** Given instruction **
Every line that holds the string "different" is to be identified and copied.
--
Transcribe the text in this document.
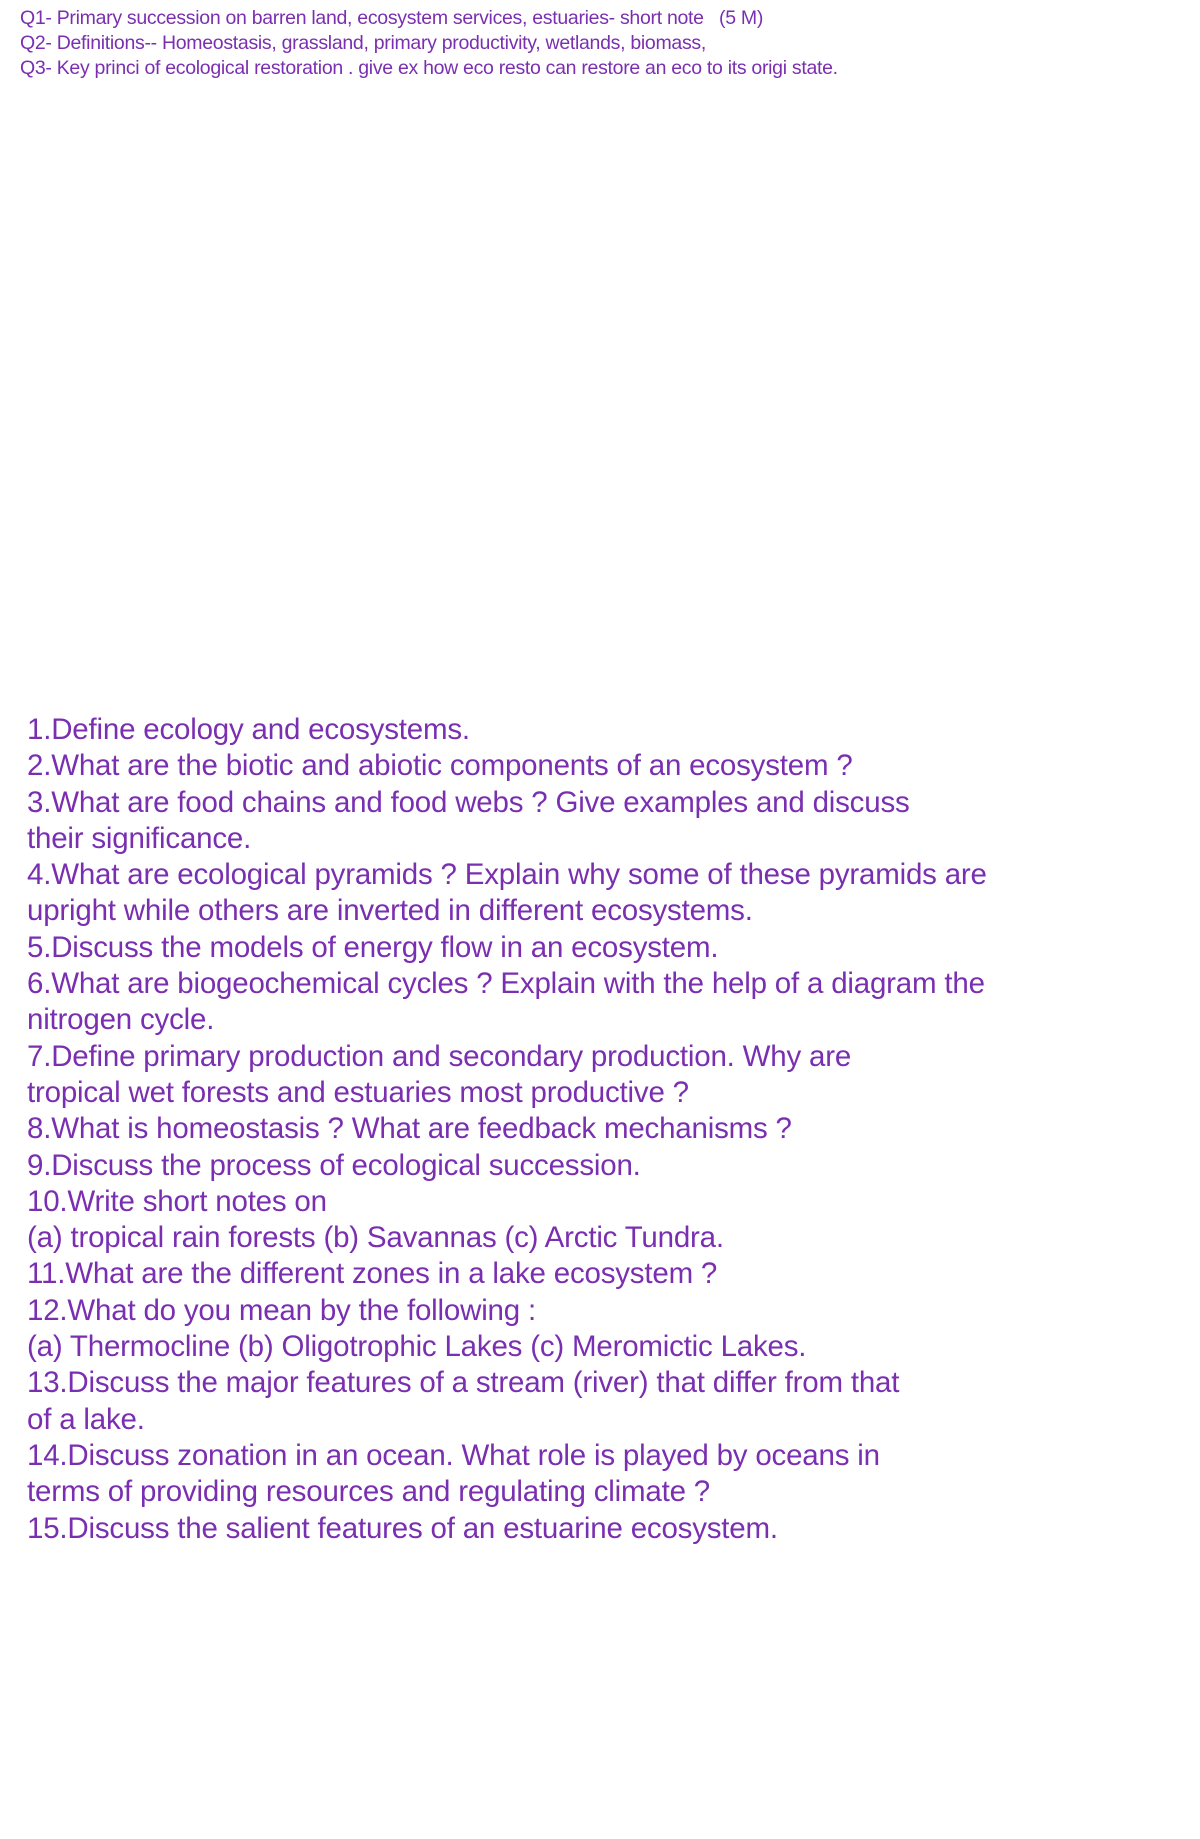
Q1- Primary succession on barren land, ecosystem services, estuaries- short note   (5 M)
Q2- Definitions-- Homeostasis, grassland, primary productivity, wetlands, biomass,
Q3- Key princi of ecological restoration . give ex how eco resto can restore an eco to its origi state.
1.Define ecology and ecosystems.
2.What are the biotic and abiotic components of an ecosystem ?
3.What are food chains and food webs ? Give examples and discuss
their significance.
4.What are ecological pyramids ? Explain why some of these pyramids are
upright while others are inverted in different ecosystems.
5.Discuss the models of energy flow in an ecosystem.
6.What are biogeochemical cycles ? Explain with the help of a diagram the
nitrogen cycle.
7.Define primary production and secondary production. Why are
tropical wet forests and estuaries most productive ?
8.What is homeostasis ? What are feedback mechanisms ?
9.Discuss the process of ecological succession.
10.Write short notes on
(a) tropical rain forests (b) Savannas (c) Arctic Tundra.
11.What are the different zones in a lake ecosystem ?
12.What do you mean by the following :
(a) Thermocline (b) Oligotrophic Lakes (c) Meromictic Lakes.
13.Discuss the major features of a stream (river) that differ from that
of a lake.
14.Discuss zonation in an ocean. What role is played by oceans in
terms of providing resources and regulating climate ?
15.Discuss the salient features of an estuarine ecosystem.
--
** The answer **
upright while others are inverted in different ecosystems.
11.What are the different zones in a lake ecosystem ?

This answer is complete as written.